Records contained in a dataset:
────────────────

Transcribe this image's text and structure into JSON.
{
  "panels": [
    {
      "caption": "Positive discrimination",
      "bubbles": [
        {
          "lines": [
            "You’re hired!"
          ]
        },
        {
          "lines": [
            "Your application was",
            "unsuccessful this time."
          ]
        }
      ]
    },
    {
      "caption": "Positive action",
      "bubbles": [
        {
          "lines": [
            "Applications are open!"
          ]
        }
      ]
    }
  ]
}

────────────────

## Set problem
Only the number is wanted: how many lines of these entries contain the string "caption"?

## The completed task
2